## AVAILABLE RECORDS
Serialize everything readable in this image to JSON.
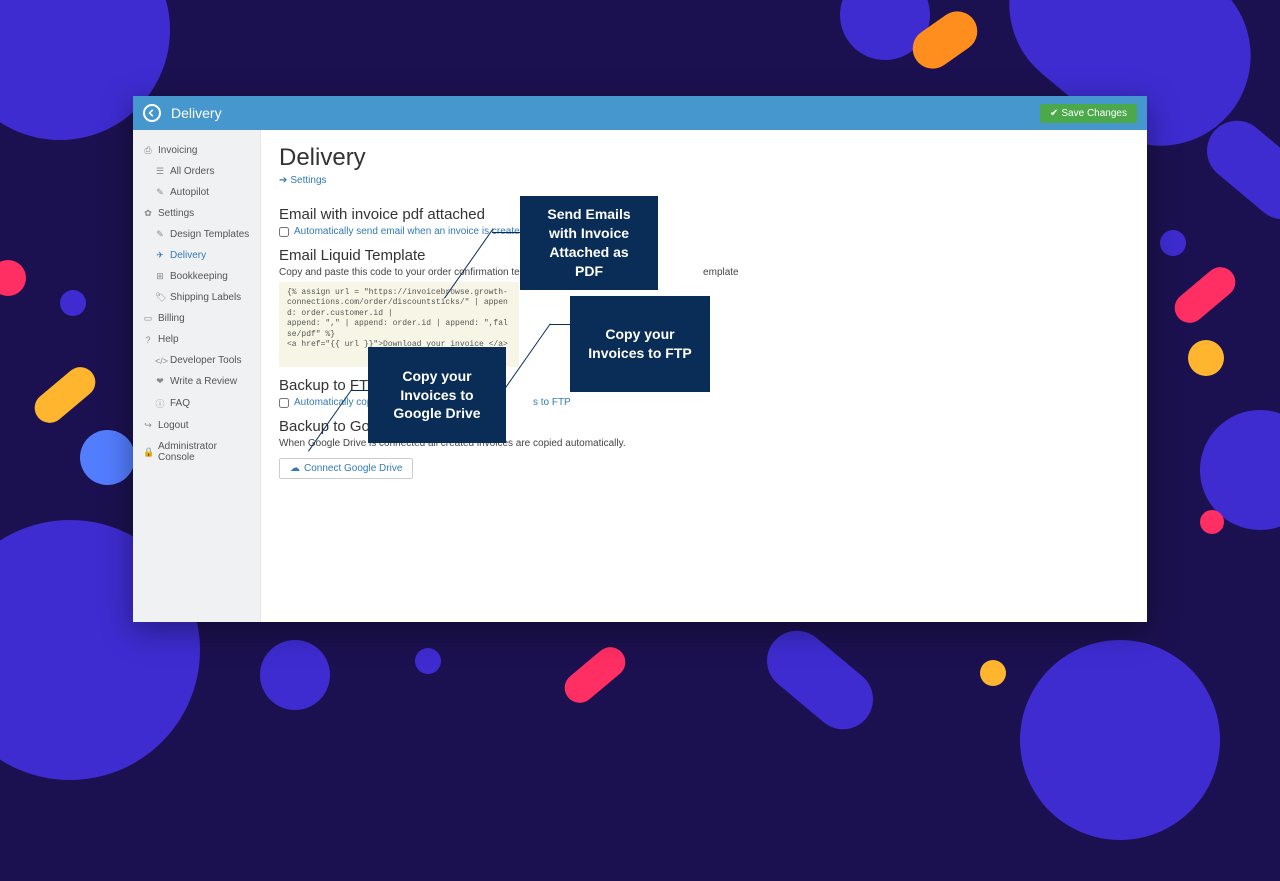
{
  "topbar": {
    "title": "Delivery",
    "save_label": "Save Changes"
  },
  "sidebar": {
    "invoicing": {
      "label": "Invoicing",
      "all_orders": "All Orders",
      "autopilot": "Autopilot"
    },
    "settings": {
      "label": "Settings",
      "design": "Design Templates",
      "delivery": "Delivery",
      "bookkeeping": "Bookkeeping",
      "shipping": "Shipping Labels"
    },
    "billing": {
      "label": "Billing"
    },
    "help": {
      "label": "Help",
      "dev": "Developer Tools",
      "review": "Write a Review",
      "faq": "FAQ"
    },
    "logout": "Logout",
    "admin": "Administrator Console"
  },
  "content": {
    "title": "Delivery",
    "settings_link": "Settings",
    "email_attach_h": "Email with invoice pdf attached",
    "email_attach_chk": "Automatically send email when an invoice is created.",
    "liquid_h": "Email Liquid Template",
    "liquid_desc_a": "Copy and paste this code to your order confirmation template. C",
    "liquid_desc_b": "emplate",
    "code": "{% assign url = \"https://invoicebrowse.growth-\nconnections.com/order/discountsticks/\" | append: order.customer.id |\nappend: \",\" | append: order.id | append: \",false/pdf\" %}\n<a href=\"{{ url }}\">Download your invoice </a>",
    "ftp_h": "Backup to FTP",
    "ftp_chk_a": "Automatically copy in",
    "ftp_chk_b": "s to FTP",
    "gdrive_h": "Backup to Goog",
    "gdrive_desc": "When Google Drive is connected all created invoices are copied automatically.",
    "gdrive_btn": "Connect Google Drive"
  },
  "callouts": {
    "email": "Send Emails with Invoice Attached as PDF",
    "ftp": "Copy your Invoices to FTP",
    "gdrive": "Copy your Invoices to Google Drive"
  }
}
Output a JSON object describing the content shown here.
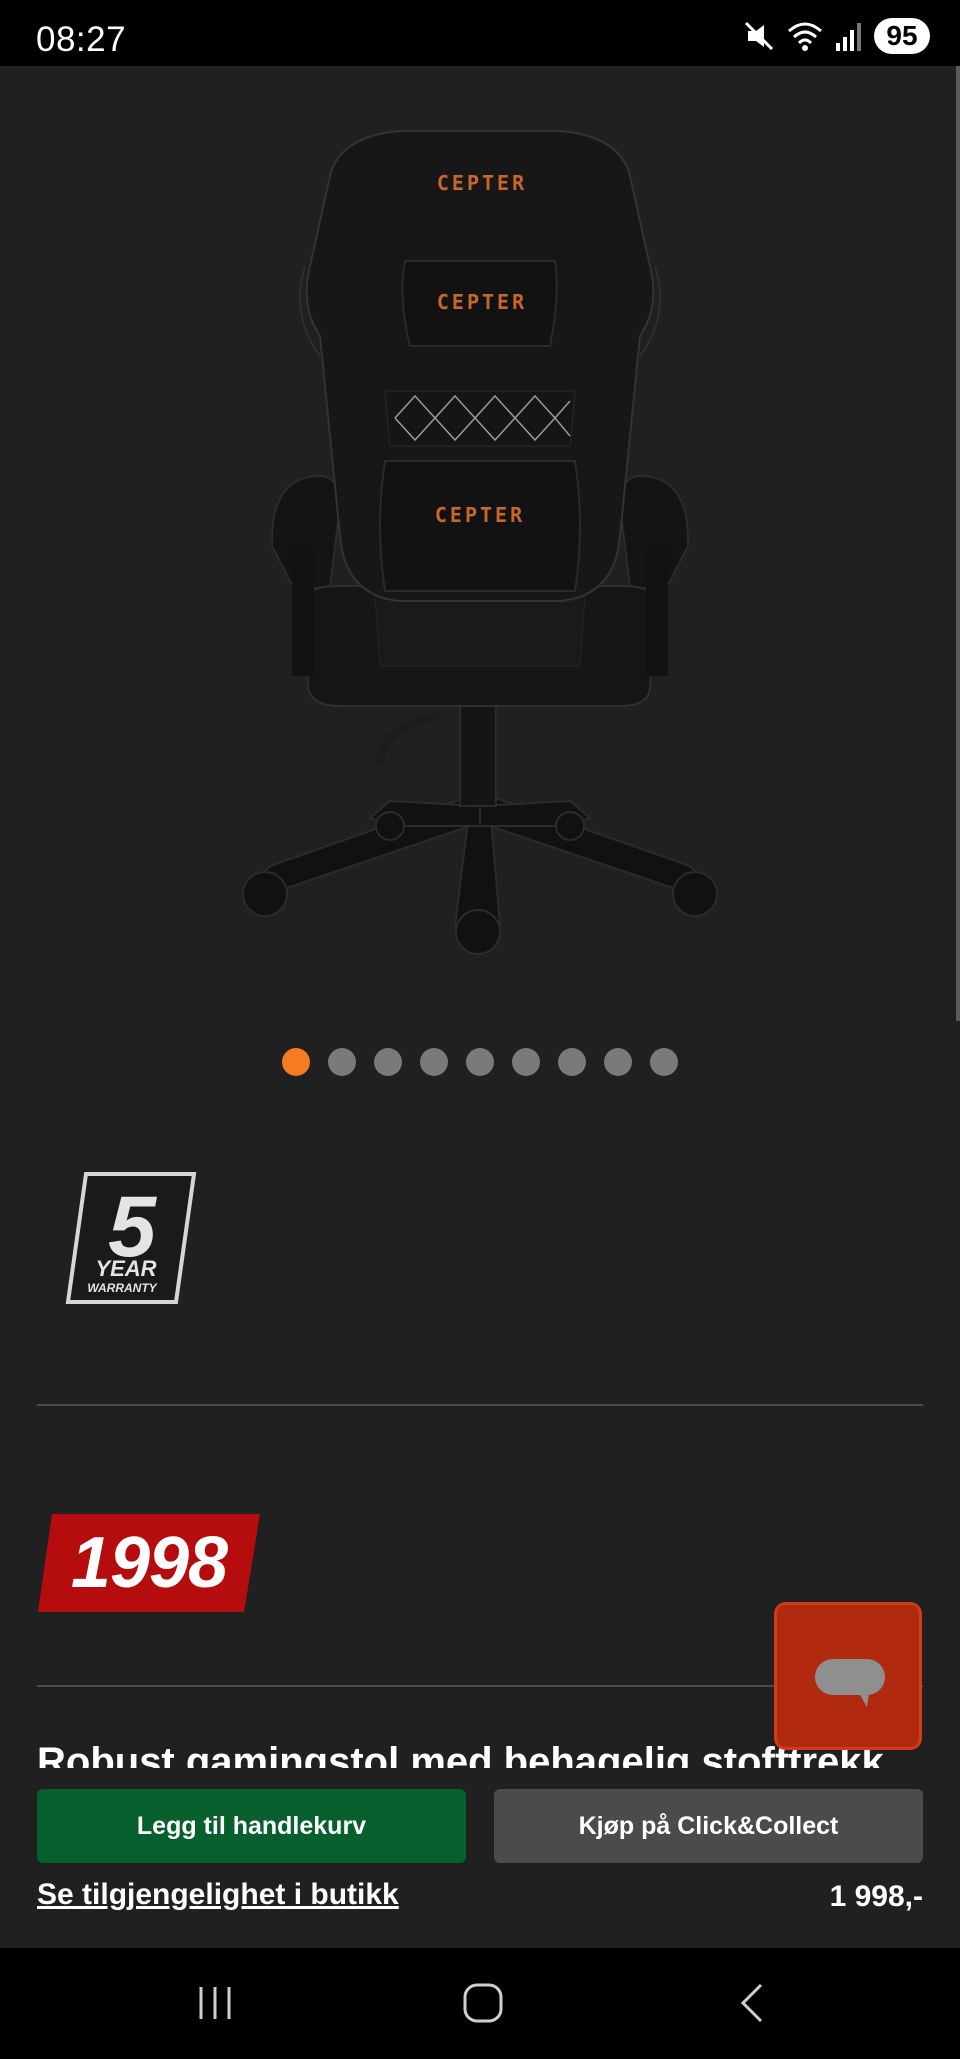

## THE REQUEST
Omit the pictures. Transcribe every record exactly.

## SOLUTION FOR THIS PROBLEM
Serialize everything readable in this image to JSON.
{
  "topbar": {
    "title": "Delivery",
    "save_label": "Save Changes"
  },
  "sidebar": {
    "invoicing": {
      "label": "Invoicing",
      "all_orders": "All Orders",
      "autopilot": "Autopilot"
    },
    "settings": {
      "label": "Settings",
      "design": "Design Templates",
      "delivery": "Delivery",
      "bookkeeping": "Bookkeeping",
      "shipping": "Shipping Labels"
    },
    "billing": {
      "label": "Billing"
    },
    "help": {
      "label": "Help",
      "dev": "Developer Tools",
      "review": "Write a Review",
      "faq": "FAQ"
    },
    "logout": "Logout",
    "admin": "Administrator Console"
  },
  "content": {
    "title": "Delivery",
    "settings_link": "Settings",
    "email_attach_h": "Email with invoice pdf attached",
    "email_attach_chk": "Automatically send email when an invoice is created.",
    "liquid_h": "Email Liquid Template",
    "liquid_desc_a": "Copy and paste this code to your order confirmation template. C",
    "liquid_desc_b": "emplate",
    "code": "{% assign url = \"https://invoicebrowse.growth-\nconnections.com/order/discountsticks/\" | append: order.customer.id |\nappend: \",\" | append: order.id | append: \",false/pdf\" %}\n<a href=\"{{ url }}\">Download your invoice </a>",
    "ftp_h": "Backup to FTP",
    "ftp_chk_a": "Automatically copy in",
    "ftp_chk_b": "s to FTP",
    "gdrive_h": "Backup to Goog",
    "gdrive_desc": "When Google Drive is connected all created invoices are copied automatically.",
    "gdrive_btn": "Connect Google Drive"
  },
  "callouts": {
    "email": "Send Emails with Invoice Attached as PDF",
    "ftp": "Copy your Invoices to FTP",
    "gdrive": "Copy your Invoices to Google Drive"
  }
}
Output a JSON object describing the content shown here.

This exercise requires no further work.